Dataset listings of figures
------------------------

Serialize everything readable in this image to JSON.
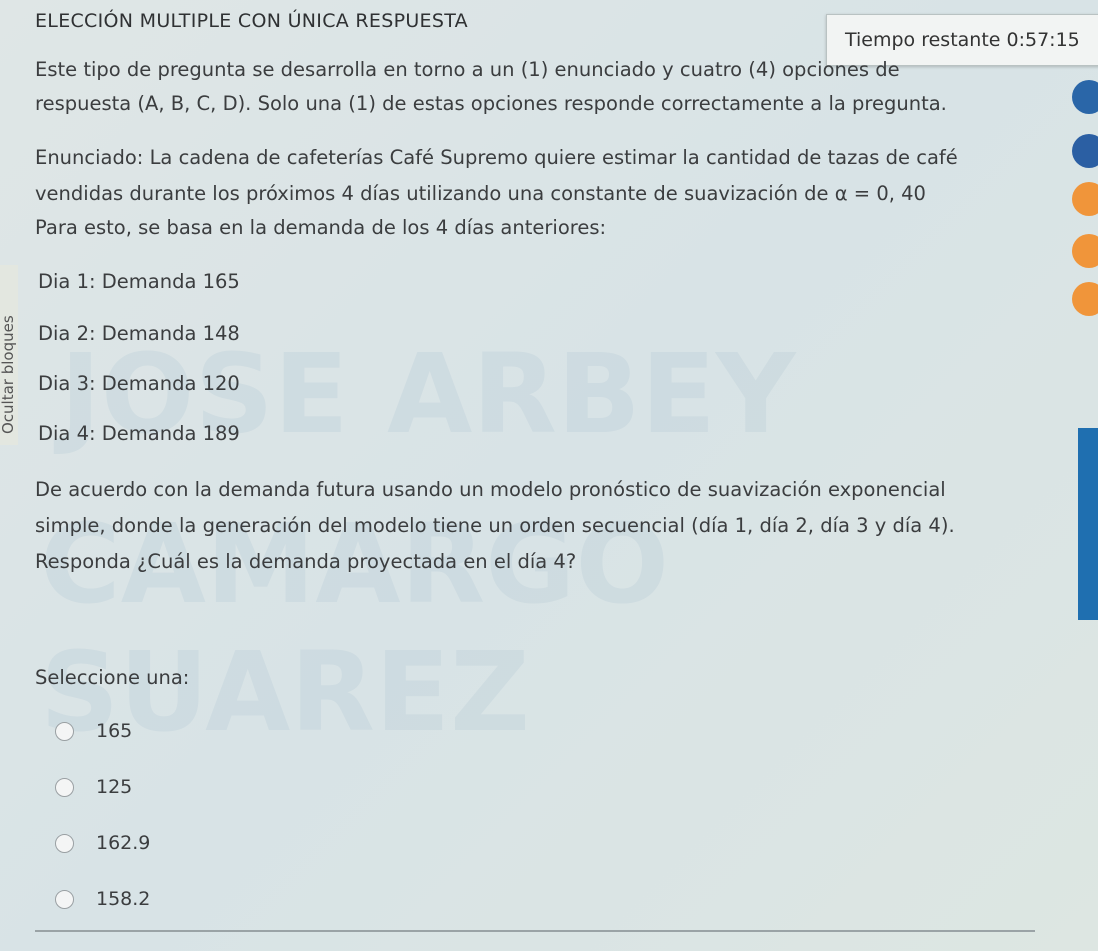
{
  "question": {
    "type_title": "ELECCIÓN MULTIPLE CON ÚNICA RESPUESTA",
    "timer": "Tiempo restante 0:57:15",
    "instructions": [
      "Este tipo de pregunta se desarrolla en torno a un (1) enunciado y cuatro (4) opciones de",
      "respuesta (A, B, C, D). Solo una (1) de estas opciones responde correctamente a la pregunta."
    ],
    "statement": [
      "Enunciado: La cadena de cafeterías Café Supremo quiere estimar la cantidad de tazas de café",
      "vendidas durante los próximos 4 días utilizando una constante de suavización de α = 0, 40",
      "Para esto, se basa en la demanda de los 4 días anteriores:"
    ],
    "demands": [
      "Dia 1: Demanda 165",
      "Dia 2: Demanda 148",
      "Dia 3: Demanda 120",
      "Dia 4: Demanda 189"
    ],
    "prompt": [
      "De acuerdo con la demanda futura usando un modelo pronóstico de suavización exponencial",
      "simple, donde la generación del modelo tiene un orden secuencial (día 1, día 2, día 3 y día 4).",
      "Responda ¿Cuál es la demanda proyectada en el día 4?"
    ],
    "select_label": "Seleccione una:",
    "options": [
      "165",
      "125",
      "162.9",
      "158.2"
    ]
  },
  "sidebar": {
    "toggle_label": "Ocultar bloques"
  },
  "watermark": [
    "JOSE ARBEY",
    "CAMARGO SUAREZ"
  ],
  "colors": {
    "accent": "#1f6fb0",
    "background": "#d8e3e6"
  }
}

------------------------

### Required task
Quote all the lines above exactly as given. Do not include the pictures.

### Solution to this exercise
Serialize everything readable in this image to JSON.
{
  "question": {
    "type_title": "ELECCIÓN MULTIPLE CON ÚNICA RESPUESTA",
    "timer": "Tiempo restante 0:57:15",
    "instructions": [
      "Este tipo de pregunta se desarrolla en torno a un (1) enunciado y cuatro (4) opciones de",
      "respuesta (A, B, C, D). Solo una (1) de estas opciones responde correctamente a la pregunta."
    ],
    "statement": [
      "Enunciado: La cadena de cafeterías Café Supremo quiere estimar la cantidad de tazas de café",
      "vendidas durante los próximos 4 días utilizando una constante de suavización de α = 0, 40",
      "Para esto, se basa en la demanda de los 4 días anteriores:"
    ],
    "demands": [
      "Dia 1: Demanda 165",
      "Dia 2: Demanda 148",
      "Dia 3: Demanda 120",
      "Dia 4: Demanda 189"
    ],
    "prompt": [
      "De acuerdo con la demanda futura usando un modelo pronóstico de suavización exponencial",
      "simple, donde la generación del modelo tiene un orden secuencial (día 1, día 2, día 3 y día 4).",
      "Responda ¿Cuál es la demanda proyectada en el día 4?"
    ],
    "select_label": "Seleccione una:",
    "options": [
      "165",
      "125",
      "162.9",
      "158.2"
    ]
  },
  "sidebar": {
    "toggle_label": "Ocultar bloques"
  },
  "watermark": [
    "JOSE ARBEY",
    "CAMARGO SUAREZ"
  ],
  "colors": {
    "accent": "#1f6fb0",
    "background": "#d8e3e6"
  }
}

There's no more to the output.